Work required:
Take the entries below and print all of them exactly, please.

Records that describe figures:
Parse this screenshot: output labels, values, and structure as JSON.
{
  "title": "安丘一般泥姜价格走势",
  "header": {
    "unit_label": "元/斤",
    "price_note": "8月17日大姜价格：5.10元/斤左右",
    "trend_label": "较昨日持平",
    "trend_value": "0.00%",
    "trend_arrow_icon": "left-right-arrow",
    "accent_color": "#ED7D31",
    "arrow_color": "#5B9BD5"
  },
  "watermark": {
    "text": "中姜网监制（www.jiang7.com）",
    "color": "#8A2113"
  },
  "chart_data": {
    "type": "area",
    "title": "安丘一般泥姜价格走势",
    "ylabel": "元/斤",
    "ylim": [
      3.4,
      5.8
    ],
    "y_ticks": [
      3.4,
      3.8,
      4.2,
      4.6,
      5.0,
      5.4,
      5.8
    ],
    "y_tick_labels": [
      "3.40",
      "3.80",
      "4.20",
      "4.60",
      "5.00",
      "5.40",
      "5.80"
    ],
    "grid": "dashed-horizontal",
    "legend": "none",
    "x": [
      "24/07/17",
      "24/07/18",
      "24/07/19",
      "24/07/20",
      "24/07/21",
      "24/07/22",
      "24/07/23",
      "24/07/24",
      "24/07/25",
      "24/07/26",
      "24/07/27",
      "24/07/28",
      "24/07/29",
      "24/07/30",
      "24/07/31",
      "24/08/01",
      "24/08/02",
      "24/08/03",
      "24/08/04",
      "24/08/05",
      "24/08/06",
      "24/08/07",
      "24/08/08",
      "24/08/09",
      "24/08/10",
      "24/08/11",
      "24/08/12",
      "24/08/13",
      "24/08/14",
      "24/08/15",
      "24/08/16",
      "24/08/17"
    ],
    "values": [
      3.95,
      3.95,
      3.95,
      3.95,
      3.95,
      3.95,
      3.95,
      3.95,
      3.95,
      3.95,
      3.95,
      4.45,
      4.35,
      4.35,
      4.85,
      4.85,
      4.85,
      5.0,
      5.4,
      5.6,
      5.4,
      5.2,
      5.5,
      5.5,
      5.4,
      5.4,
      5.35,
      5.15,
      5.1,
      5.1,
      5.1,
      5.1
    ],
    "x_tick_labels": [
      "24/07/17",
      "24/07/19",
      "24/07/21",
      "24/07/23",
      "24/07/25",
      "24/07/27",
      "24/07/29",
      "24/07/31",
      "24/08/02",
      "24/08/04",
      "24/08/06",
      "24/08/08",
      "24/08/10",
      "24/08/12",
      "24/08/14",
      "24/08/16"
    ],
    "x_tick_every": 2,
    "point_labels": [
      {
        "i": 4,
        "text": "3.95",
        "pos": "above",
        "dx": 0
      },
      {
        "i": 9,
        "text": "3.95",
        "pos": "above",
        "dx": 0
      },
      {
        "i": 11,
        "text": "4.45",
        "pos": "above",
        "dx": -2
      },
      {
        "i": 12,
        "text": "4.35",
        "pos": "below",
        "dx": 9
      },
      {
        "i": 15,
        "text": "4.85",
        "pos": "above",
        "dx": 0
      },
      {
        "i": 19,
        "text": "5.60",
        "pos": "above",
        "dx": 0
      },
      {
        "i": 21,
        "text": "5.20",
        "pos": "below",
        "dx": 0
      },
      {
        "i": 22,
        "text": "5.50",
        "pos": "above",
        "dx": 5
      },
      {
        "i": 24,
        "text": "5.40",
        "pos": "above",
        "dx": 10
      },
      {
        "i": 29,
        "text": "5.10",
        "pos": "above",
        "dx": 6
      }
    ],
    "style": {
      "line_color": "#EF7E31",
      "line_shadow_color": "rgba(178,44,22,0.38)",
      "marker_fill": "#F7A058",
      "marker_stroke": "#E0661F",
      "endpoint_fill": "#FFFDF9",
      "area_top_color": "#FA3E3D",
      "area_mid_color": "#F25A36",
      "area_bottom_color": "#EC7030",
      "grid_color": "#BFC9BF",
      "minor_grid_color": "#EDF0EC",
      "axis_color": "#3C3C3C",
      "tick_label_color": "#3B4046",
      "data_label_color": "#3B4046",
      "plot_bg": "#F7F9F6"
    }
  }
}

Correct output:
Parse this screenshot: output labels, values, and structure as JSON.
{
  "title": "安丘一般泥姜价格走势",
  "header": {
    "unit_label": "元/斤",
    "price_note": "8月17日大姜价格：5.10元/斤左右",
    "trend_label": "较昨日持平",
    "trend_value": "0.00%",
    "trend_arrow_icon": "left-right-arrow",
    "accent_color": "#ED7D31",
    "arrow_color": "#5B9BD5"
  },
  "watermark": {
    "text": "中姜网监制（www.jiang7.com）",
    "color": "#8A2113"
  },
  "chart_data": {
    "type": "area",
    "title": "安丘一般泥姜价格走势",
    "ylabel": "元/斤",
    "ylim": [
      3.4,
      5.8
    ],
    "y_ticks": [
      3.4,
      3.8,
      4.2,
      4.6,
      5.0,
      5.4,
      5.8
    ],
    "y_tick_labels": [
      "3.40",
      "3.80",
      "4.20",
      "4.60",
      "5.00",
      "5.40",
      "5.80"
    ],
    "grid": "dashed-horizontal",
    "legend": "none",
    "x": [
      "24/07/17",
      "24/07/18",
      "24/07/19",
      "24/07/20",
      "24/07/21",
      "24/07/22",
      "24/07/23",
      "24/07/24",
      "24/07/25",
      "24/07/26",
      "24/07/27",
      "24/07/28",
      "24/07/29",
      "24/07/30",
      "24/07/31",
      "24/08/01",
      "24/08/02",
      "24/08/03",
      "24/08/04",
      "24/08/05",
      "24/08/06",
      "24/08/07",
      "24/08/08",
      "24/08/09",
      "24/08/10",
      "24/08/11",
      "24/08/12",
      "24/08/13",
      "24/08/14",
      "24/08/15",
      "24/08/16",
      "24/08/17"
    ],
    "values": [
      3.95,
      3.95,
      3.95,
      3.95,
      3.95,
      3.95,
      3.95,
      3.95,
      3.95,
      3.95,
      3.95,
      4.45,
      4.35,
      4.35,
      4.85,
      4.85,
      4.85,
      5.0,
      5.4,
      5.6,
      5.4,
      5.2,
      5.5,
      5.5,
      5.4,
      5.4,
      5.35,
      5.15,
      5.1,
      5.1,
      5.1,
      5.1
    ],
    "x_tick_labels": [
      "24/07/17",
      "24/07/19",
      "24/07/21",
      "24/07/23",
      "24/07/25",
      "24/07/27",
      "24/07/29",
      "24/07/31",
      "24/08/02",
      "24/08/04",
      "24/08/06",
      "24/08/08",
      "24/08/10",
      "24/08/12",
      "24/08/14",
      "24/08/16"
    ],
    "x_tick_every": 2,
    "point_labels": [
      {
        "i": 4,
        "text": "3.95",
        "pos": "above",
        "dx": 0
      },
      {
        "i": 9,
        "text": "3.95",
        "pos": "above",
        "dx": 0
      },
      {
        "i": 11,
        "text": "4.45",
        "pos": "above",
        "dx": -2
      },
      {
        "i": 12,
        "text": "4.35",
        "pos": "below",
        "dx": 9
      },
      {
        "i": 15,
        "text": "4.85",
        "pos": "above",
        "dx": 0
      },
      {
        "i": 19,
        "text": "5.60",
        "pos": "above",
        "dx": 0
      },
      {
        "i": 21,
        "text": "5.20",
        "pos": "below",
        "dx": 0
      },
      {
        "i": 22,
        "text": "5.50",
        "pos": "above",
        "dx": 5
      },
      {
        "i": 24,
        "text": "5.40",
        "pos": "above",
        "dx": 10
      },
      {
        "i": 29,
        "text": "5.10",
        "pos": "above",
        "dx": 6
      }
    ],
    "style": {
      "line_color": "#EF7E31",
      "line_shadow_color": "rgba(178,44,22,0.38)",
      "marker_fill": "#F7A058",
      "marker_stroke": "#E0661F",
      "endpoint_fill": "#FFFDF9",
      "area_top_color": "#FA3E3D",
      "area_mid_color": "#F25A36",
      "area_bottom_color": "#EC7030",
      "grid_color": "#BFC9BF",
      "minor_grid_color": "#EDF0EC",
      "axis_color": "#3C3C3C",
      "tick_label_color": "#3B4046",
      "data_label_color": "#3B4046",
      "plot_bg": "#F7F9F6"
    }
  }
}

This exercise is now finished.